### INFORMATION PROVIDED
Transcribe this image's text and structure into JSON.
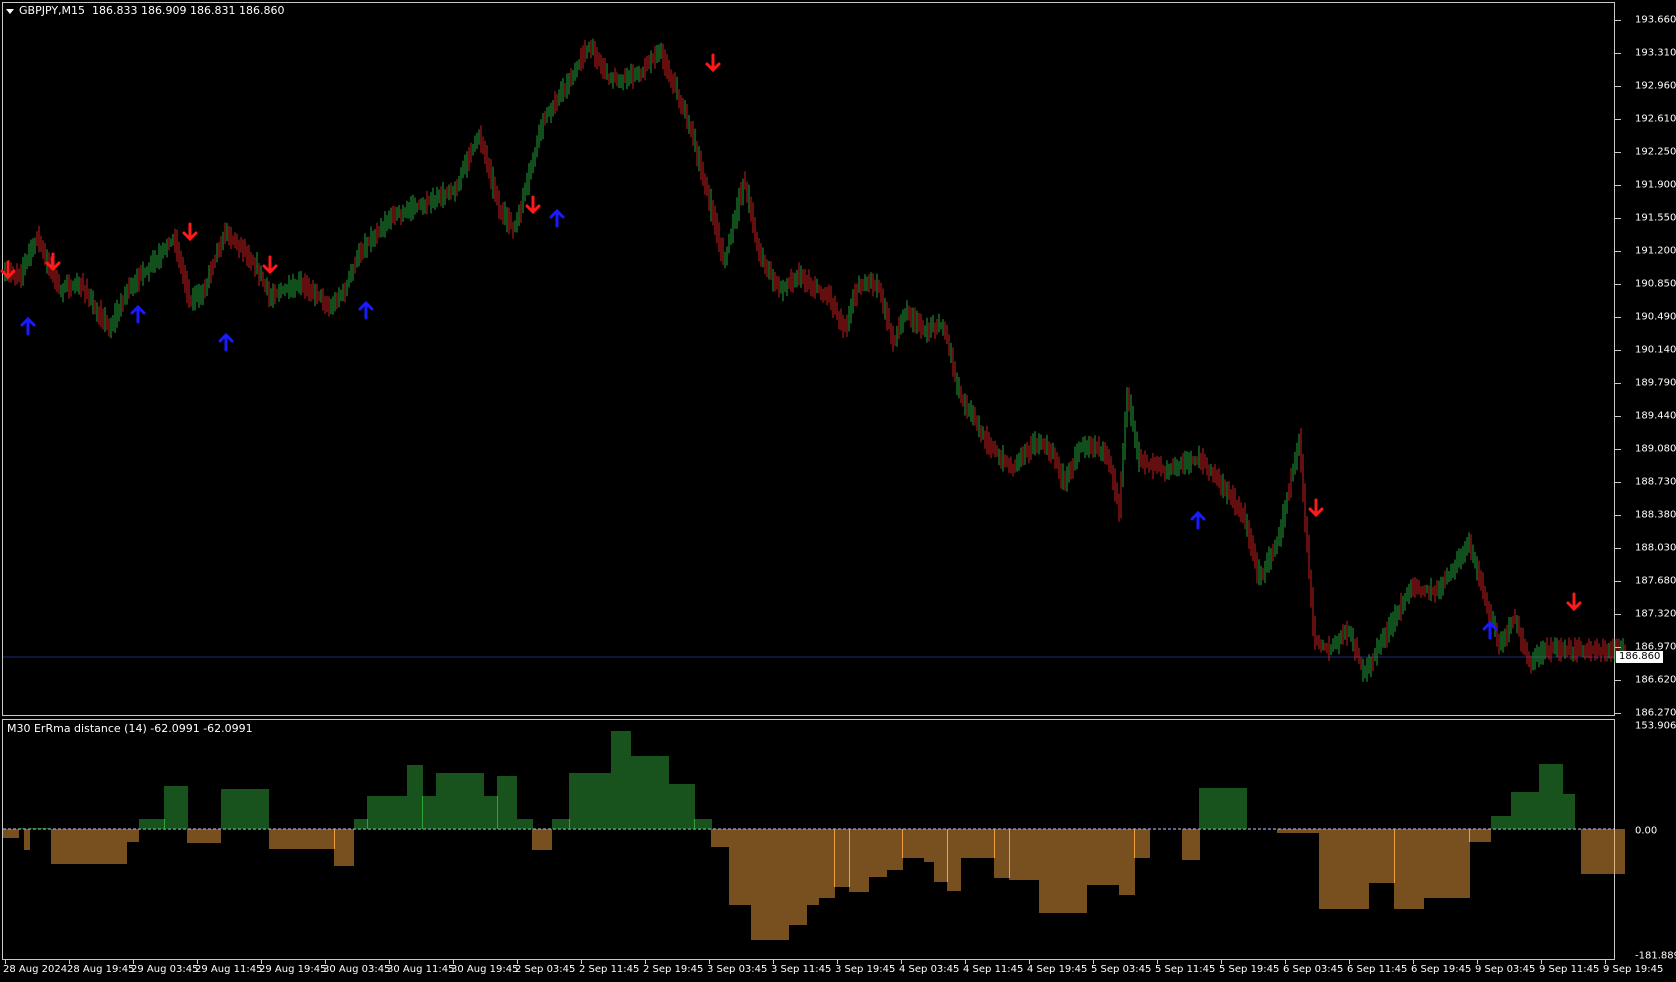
{
  "chart": {
    "symbol_header": "GBPJPY,M15",
    "ohlc": "186.833 186.909 186.831 186.860",
    "current_price": "186.860",
    "price_axis": [
      "193.660",
      "193.310",
      "192.960",
      "192.610",
      "192.250",
      "191.900",
      "191.550",
      "191.200",
      "190.850",
      "190.490",
      "190.140",
      "189.790",
      "189.440",
      "189.080",
      "188.730",
      "188.380",
      "188.030",
      "187.680",
      "187.320",
      "186.970",
      "186.620",
      "186.270"
    ],
    "time_axis": [
      "28 Aug 2024",
      "28 Aug 19:45",
      "29 Aug 03:45",
      "29 Aug 11:45",
      "29 Aug 19:45",
      "30 Aug 03:45",
      "30 Aug 11:45",
      "30 Aug 19:45",
      "2 Sep 03:45",
      "2 Sep 11:45",
      "2 Sep 19:45",
      "3 Sep 03:45",
      "3 Sep 11:45",
      "3 Sep 19:45",
      "4 Sep 03:45",
      "4 Sep 11:45",
      "4 Sep 19:45",
      "5 Sep 03:45",
      "5 Sep 11:45",
      "5 Sep 19:45",
      "6 Sep 03:45",
      "6 Sep 11:45",
      "6 Sep 19:45",
      "9 Sep 03:45",
      "9 Sep 11:45",
      "9 Sep 19:45"
    ],
    "colors": {
      "bull": "#22a03a",
      "bear": "#c81e1e",
      "up_arrow": "#1a1aff",
      "down_arrow": "#ff1a1a",
      "bid_line": "#1e2a78"
    }
  },
  "indicator": {
    "label": "M30 ErRma distance (14) -62.0991 -62.0991",
    "axis_top": "153.9061",
    "axis_zero": "0.00",
    "axis_bottom": "-181.8893",
    "colors": {
      "positive": "#2fa43a",
      "negative": "#f0a040",
      "baseline": "#c9c9ff"
    }
  }
}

### YOUR OBJECTIVE
Repeat the records above exactly, leaving out the pictures.

### SOLUTION
Transcribe this image's text and structure into JSON.
{
  "chart": {
    "symbol_header": "GBPJPY,M15",
    "ohlc": "186.833 186.909 186.831 186.860",
    "current_price": "186.860",
    "price_axis": [
      "193.660",
      "193.310",
      "192.960",
      "192.610",
      "192.250",
      "191.900",
      "191.550",
      "191.200",
      "190.850",
      "190.490",
      "190.140",
      "189.790",
      "189.440",
      "189.080",
      "188.730",
      "188.380",
      "188.030",
      "187.680",
      "187.320",
      "186.970",
      "186.620",
      "186.270"
    ],
    "time_axis": [
      "28 Aug 2024",
      "28 Aug 19:45",
      "29 Aug 03:45",
      "29 Aug 11:45",
      "29 Aug 19:45",
      "30 Aug 03:45",
      "30 Aug 11:45",
      "30 Aug 19:45",
      "2 Sep 03:45",
      "2 Sep 11:45",
      "2 Sep 19:45",
      "3 Sep 03:45",
      "3 Sep 11:45",
      "3 Sep 19:45",
      "4 Sep 03:45",
      "4 Sep 11:45",
      "4 Sep 19:45",
      "5 Sep 03:45",
      "5 Sep 11:45",
      "5 Sep 19:45",
      "6 Sep 03:45",
      "6 Sep 11:45",
      "6 Sep 19:45",
      "9 Sep 03:45",
      "9 Sep 11:45",
      "9 Sep 19:45"
    ],
    "colors": {
      "bull": "#22a03a",
      "bear": "#c81e1e",
      "up_arrow": "#1a1aff",
      "down_arrow": "#ff1a1a",
      "bid_line": "#1e2a78"
    }
  },
  "indicator": {
    "label": "M30 ErRma distance (14) -62.0991 -62.0991",
    "axis_top": "153.9061",
    "axis_zero": "0.00",
    "axis_bottom": "-181.8893",
    "colors": {
      "positive": "#2fa43a",
      "negative": "#f0a040",
      "baseline": "#c9c9ff"
    }
  }
}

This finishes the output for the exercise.